▶ Instructions to follow:
Extract every entry word for word.

▶ Provided information:
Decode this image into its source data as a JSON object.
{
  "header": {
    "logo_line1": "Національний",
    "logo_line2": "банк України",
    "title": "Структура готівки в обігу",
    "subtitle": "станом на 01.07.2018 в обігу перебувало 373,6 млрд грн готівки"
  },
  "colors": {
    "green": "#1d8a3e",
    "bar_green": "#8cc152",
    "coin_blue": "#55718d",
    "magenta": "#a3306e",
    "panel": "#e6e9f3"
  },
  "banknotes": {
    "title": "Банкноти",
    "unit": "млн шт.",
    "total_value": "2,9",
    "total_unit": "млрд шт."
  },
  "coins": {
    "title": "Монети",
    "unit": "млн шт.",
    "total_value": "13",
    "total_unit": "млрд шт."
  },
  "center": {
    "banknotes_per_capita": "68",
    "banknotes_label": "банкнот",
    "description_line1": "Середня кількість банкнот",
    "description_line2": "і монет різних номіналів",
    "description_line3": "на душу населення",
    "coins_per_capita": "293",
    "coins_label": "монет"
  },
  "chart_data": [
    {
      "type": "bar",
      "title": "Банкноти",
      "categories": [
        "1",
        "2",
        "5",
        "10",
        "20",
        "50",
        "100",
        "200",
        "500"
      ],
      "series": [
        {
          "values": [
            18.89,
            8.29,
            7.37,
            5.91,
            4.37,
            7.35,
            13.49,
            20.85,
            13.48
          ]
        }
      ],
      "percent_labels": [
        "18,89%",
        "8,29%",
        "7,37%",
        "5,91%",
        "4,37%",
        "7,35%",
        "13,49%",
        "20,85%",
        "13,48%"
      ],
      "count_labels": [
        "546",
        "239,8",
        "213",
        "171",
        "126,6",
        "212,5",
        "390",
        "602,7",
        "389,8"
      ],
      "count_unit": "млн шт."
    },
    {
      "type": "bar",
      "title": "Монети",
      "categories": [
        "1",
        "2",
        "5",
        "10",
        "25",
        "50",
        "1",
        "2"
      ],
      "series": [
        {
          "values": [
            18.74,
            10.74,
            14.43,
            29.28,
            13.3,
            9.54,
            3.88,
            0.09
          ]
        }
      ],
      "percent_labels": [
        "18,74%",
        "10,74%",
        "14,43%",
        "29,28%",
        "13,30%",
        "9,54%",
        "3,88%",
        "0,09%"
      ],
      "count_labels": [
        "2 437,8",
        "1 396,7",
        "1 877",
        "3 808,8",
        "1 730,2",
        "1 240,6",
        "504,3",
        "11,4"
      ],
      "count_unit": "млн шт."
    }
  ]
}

▶ Finished exercise:
Decode this image into its source data as a JSON object.
{
  "header": {
    "logo_line1": "Національний",
    "logo_line2": "банк України",
    "title": "Структура готівки в обігу",
    "subtitle": "станом на 01.07.2018 в обігу перебувало 373,6 млрд грн готівки"
  },
  "colors": {
    "green": "#1d8a3e",
    "bar_green": "#8cc152",
    "coin_blue": "#55718d",
    "magenta": "#a3306e",
    "panel": "#e6e9f3"
  },
  "banknotes": {
    "title": "Банкноти",
    "unit": "млн шт.",
    "total_value": "2,9",
    "total_unit": "млрд шт."
  },
  "coins": {
    "title": "Монети",
    "unit": "млн шт.",
    "total_value": "13",
    "total_unit": "млрд шт."
  },
  "center": {
    "banknotes_per_capita": "68",
    "banknotes_label": "банкнот",
    "description_line1": "Середня кількість банкнот",
    "description_line2": "і монет різних номіналів",
    "description_line3": "на душу населення",
    "coins_per_capita": "293",
    "coins_label": "монет"
  },
  "chart_data": [
    {
      "type": "bar",
      "title": "Банкноти",
      "categories": [
        "1",
        "2",
        "5",
        "10",
        "20",
        "50",
        "100",
        "200",
        "500"
      ],
      "series": [
        {
          "values": [
            18.89,
            8.29,
            7.37,
            5.91,
            4.37,
            7.35,
            13.49,
            20.85,
            13.48
          ]
        }
      ],
      "percent_labels": [
        "18,89%",
        "8,29%",
        "7,37%",
        "5,91%",
        "4,37%",
        "7,35%",
        "13,49%",
        "20,85%",
        "13,48%"
      ],
      "count_labels": [
        "546",
        "239,8",
        "213",
        "171",
        "126,6",
        "212,5",
        "390",
        "602,7",
        "389,8"
      ],
      "count_unit": "млн шт."
    },
    {
      "type": "bar",
      "title": "Монети",
      "categories": [
        "1",
        "2",
        "5",
        "10",
        "25",
        "50",
        "1",
        "2"
      ],
      "series": [
        {
          "values": [
            18.74,
            10.74,
            14.43,
            29.28,
            13.3,
            9.54,
            3.88,
            0.09
          ]
        }
      ],
      "percent_labels": [
        "18,74%",
        "10,74%",
        "14,43%",
        "29,28%",
        "13,30%",
        "9,54%",
        "3,88%",
        "0,09%"
      ],
      "count_labels": [
        "2 437,8",
        "1 396,7",
        "1 877",
        "3 808,8",
        "1 730,2",
        "1 240,6",
        "504,3",
        "11,4"
      ],
      "count_unit": "млн шт."
    }
  ]
}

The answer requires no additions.